"""

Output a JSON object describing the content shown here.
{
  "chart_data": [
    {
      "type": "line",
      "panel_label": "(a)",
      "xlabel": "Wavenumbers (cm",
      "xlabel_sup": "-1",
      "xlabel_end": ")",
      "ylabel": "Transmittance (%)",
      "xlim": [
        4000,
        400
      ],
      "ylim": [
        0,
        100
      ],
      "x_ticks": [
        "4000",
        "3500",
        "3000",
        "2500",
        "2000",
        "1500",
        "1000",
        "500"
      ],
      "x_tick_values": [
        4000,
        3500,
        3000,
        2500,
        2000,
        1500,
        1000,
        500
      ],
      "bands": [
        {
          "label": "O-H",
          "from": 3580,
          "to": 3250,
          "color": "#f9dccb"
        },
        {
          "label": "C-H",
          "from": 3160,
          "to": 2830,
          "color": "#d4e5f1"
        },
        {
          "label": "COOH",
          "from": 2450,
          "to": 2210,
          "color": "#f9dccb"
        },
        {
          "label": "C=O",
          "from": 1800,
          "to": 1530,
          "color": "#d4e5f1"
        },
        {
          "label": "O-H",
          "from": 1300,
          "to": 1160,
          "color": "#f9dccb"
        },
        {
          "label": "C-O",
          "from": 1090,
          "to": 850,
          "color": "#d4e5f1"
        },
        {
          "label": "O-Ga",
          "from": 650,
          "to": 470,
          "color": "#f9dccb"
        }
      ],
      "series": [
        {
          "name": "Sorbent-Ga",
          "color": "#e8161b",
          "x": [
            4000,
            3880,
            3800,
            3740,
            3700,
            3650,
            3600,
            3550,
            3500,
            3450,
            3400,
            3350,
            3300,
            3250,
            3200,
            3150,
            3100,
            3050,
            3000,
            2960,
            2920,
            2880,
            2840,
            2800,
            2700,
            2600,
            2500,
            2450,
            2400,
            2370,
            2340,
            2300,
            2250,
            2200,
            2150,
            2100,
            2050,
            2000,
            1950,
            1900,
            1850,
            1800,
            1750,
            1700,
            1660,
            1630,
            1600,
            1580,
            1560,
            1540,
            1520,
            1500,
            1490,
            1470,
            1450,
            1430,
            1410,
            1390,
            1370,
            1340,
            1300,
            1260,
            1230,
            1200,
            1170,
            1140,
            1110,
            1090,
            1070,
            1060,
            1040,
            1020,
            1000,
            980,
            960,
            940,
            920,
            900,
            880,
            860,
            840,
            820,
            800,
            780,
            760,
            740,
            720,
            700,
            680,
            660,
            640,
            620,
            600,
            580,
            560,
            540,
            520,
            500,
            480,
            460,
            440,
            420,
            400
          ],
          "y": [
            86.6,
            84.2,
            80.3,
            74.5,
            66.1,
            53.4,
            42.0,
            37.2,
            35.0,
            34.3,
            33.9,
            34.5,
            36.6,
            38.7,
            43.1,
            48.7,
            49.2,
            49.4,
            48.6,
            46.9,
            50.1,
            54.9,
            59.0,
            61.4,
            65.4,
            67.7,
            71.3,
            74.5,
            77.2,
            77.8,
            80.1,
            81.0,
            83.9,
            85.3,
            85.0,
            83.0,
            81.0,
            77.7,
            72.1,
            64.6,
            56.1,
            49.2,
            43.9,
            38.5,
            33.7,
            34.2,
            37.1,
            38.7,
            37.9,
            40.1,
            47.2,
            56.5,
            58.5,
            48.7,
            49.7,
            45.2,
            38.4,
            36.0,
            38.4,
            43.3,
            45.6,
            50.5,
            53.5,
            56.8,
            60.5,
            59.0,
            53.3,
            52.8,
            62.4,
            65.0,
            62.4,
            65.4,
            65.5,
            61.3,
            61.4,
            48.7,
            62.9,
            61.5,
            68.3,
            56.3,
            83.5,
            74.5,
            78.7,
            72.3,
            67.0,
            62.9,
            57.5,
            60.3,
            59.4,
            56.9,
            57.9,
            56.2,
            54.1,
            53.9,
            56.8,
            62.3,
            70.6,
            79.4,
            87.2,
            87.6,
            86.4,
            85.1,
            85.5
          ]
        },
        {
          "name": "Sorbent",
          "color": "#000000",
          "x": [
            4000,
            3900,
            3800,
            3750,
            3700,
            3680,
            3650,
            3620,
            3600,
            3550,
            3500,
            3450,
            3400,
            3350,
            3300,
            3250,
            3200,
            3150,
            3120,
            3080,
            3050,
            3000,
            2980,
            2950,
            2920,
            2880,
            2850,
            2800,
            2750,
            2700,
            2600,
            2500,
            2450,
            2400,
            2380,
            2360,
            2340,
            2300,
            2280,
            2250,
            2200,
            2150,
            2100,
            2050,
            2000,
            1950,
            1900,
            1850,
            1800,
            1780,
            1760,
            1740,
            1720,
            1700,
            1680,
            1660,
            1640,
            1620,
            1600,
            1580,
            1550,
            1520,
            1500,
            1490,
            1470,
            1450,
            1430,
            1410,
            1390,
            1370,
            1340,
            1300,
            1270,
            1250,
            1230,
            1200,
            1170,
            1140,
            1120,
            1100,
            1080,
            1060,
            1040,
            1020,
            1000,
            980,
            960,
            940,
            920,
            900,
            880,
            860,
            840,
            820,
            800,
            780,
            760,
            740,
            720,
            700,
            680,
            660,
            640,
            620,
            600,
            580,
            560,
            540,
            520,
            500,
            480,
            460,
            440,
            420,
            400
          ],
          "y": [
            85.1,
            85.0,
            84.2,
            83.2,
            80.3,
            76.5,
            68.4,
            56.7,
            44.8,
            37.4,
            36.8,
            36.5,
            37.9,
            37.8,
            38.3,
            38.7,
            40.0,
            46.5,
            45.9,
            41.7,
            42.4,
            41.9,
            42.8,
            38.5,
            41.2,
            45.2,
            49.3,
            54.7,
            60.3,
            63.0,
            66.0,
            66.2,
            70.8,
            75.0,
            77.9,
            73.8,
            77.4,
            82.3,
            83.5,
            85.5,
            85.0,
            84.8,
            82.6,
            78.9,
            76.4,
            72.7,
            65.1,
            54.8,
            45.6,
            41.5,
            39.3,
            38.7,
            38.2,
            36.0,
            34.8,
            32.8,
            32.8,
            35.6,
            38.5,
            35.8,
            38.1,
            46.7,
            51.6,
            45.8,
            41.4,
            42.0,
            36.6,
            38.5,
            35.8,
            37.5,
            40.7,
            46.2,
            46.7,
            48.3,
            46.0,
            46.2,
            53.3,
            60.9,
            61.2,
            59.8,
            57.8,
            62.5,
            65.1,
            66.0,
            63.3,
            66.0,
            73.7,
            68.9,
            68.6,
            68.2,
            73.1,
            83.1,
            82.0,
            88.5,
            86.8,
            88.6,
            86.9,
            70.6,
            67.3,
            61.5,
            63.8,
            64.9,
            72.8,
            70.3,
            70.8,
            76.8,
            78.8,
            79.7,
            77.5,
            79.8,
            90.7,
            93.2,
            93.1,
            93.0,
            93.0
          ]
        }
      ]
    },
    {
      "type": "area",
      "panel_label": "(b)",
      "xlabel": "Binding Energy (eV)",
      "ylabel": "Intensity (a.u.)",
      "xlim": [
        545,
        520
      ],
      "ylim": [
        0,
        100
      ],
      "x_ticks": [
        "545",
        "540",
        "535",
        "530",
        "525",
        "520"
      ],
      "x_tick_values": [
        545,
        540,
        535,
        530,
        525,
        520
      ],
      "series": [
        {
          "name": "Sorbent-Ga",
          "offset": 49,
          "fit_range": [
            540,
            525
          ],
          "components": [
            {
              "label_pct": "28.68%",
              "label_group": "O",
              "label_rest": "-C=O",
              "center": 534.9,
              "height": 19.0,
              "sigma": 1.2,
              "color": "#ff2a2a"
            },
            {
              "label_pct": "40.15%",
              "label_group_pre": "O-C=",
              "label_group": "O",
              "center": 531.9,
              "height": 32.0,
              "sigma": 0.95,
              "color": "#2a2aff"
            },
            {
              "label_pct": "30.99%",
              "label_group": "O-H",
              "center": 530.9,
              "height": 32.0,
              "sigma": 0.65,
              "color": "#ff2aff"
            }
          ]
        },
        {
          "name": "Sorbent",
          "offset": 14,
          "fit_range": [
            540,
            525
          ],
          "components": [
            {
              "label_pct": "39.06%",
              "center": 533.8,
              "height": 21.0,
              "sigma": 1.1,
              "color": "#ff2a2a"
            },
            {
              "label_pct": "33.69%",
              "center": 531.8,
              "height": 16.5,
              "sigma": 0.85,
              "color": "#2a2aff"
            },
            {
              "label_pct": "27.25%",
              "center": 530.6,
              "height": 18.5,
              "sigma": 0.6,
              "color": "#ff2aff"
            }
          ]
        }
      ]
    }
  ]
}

"""

What is being asked:
Copy every single line of the material above that holds "height".

Result for this exercise:
              "height": 19.0,
              "height": 32.0,
              "height": 32.0,
              "height": 21.0,
              "height": 16.5,
              "height": 18.5,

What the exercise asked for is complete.